■ What is needed ■
Starting at the line with "Decode this image", transcribe each line through the final one, both included, and add nothing.

+++

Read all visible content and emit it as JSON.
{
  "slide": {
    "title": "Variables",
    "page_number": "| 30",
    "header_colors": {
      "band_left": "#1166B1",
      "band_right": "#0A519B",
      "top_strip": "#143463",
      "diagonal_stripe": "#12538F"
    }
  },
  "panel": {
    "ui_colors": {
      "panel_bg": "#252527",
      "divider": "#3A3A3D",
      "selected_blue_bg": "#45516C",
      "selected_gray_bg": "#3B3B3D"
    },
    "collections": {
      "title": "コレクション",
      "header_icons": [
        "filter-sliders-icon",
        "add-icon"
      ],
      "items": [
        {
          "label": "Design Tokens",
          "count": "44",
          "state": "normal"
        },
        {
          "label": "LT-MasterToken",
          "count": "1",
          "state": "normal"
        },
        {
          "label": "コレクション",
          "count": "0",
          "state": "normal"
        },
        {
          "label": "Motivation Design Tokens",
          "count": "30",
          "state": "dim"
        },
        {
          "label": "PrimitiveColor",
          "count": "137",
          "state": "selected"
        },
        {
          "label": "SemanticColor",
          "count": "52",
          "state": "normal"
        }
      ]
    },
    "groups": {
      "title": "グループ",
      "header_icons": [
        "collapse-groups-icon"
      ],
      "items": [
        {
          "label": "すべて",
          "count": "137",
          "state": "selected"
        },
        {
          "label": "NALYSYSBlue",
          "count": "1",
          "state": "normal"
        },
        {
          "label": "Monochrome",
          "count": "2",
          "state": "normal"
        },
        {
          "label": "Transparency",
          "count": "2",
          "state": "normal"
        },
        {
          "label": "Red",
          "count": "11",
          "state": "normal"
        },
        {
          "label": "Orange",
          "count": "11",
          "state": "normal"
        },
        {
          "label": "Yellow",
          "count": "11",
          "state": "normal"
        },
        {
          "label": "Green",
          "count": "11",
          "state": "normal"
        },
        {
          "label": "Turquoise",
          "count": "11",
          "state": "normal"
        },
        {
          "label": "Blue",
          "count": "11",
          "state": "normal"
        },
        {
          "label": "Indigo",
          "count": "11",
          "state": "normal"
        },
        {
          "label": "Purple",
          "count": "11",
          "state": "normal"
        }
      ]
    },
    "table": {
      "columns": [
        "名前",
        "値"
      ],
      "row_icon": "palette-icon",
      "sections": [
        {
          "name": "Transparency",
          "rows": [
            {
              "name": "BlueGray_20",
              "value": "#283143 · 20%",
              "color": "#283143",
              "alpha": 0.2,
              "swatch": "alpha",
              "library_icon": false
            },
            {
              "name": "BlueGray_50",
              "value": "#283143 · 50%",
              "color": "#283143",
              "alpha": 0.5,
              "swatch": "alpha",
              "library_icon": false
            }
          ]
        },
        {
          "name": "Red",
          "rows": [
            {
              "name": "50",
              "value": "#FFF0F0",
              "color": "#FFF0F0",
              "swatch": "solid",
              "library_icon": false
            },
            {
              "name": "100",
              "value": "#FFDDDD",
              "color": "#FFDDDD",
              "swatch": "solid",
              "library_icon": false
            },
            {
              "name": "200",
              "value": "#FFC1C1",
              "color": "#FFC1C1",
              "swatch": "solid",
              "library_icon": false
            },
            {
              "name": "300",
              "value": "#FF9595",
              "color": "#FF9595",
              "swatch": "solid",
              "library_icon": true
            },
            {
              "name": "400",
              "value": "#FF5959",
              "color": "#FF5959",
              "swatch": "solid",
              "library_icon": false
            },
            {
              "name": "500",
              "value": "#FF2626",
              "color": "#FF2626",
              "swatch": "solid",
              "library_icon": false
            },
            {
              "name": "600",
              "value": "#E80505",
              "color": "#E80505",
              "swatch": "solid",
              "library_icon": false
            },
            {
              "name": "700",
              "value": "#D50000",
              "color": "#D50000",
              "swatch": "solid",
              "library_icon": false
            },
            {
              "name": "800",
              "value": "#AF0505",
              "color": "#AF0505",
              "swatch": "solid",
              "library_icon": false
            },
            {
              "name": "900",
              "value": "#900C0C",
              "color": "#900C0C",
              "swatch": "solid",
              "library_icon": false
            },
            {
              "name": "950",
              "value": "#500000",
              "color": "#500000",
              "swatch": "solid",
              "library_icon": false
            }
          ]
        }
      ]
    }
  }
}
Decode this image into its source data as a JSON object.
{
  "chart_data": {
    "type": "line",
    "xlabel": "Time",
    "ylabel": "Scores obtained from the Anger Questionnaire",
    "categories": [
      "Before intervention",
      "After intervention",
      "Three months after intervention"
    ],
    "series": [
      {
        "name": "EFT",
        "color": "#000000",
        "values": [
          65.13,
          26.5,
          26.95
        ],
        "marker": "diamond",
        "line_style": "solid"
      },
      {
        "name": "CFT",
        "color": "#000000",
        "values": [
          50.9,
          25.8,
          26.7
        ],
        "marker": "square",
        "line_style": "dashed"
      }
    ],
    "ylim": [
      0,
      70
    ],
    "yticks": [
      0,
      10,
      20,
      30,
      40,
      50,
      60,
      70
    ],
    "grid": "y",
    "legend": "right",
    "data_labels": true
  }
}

+++

■ Response to this exercise ■
Decode this image into its source data as a JSON object.
{
  "chart_data": {
    "type": "line",
    "xlabel": "Time",
    "ylabel": "Scores obtained from the Anger Questionnaire",
    "categories": [
      "Before intervention",
      "After intervention",
      "Three months after intervention"
    ],
    "series": [
      {
        "name": "EFT",
        "color": "#000000",
        "values": [
          65.13,
          26.5,
          26.95
        ],
        "marker": "diamond",
        "line_style": "solid"
      },
      {
        "name": "CFT",
        "color": "#000000",
        "values": [
          50.9,
          25.8,
          26.7
        ],
        "marker": "square",
        "line_style": "dashed"
      }
    ],
    "ylim": [
      0,
      70
    ],
    "yticks": [
      0,
      10,
      20,
      30,
      40,
      50,
      60,
      70
    ],
    "grid": "y",
    "legend": "right",
    "data_labels": true
  }
}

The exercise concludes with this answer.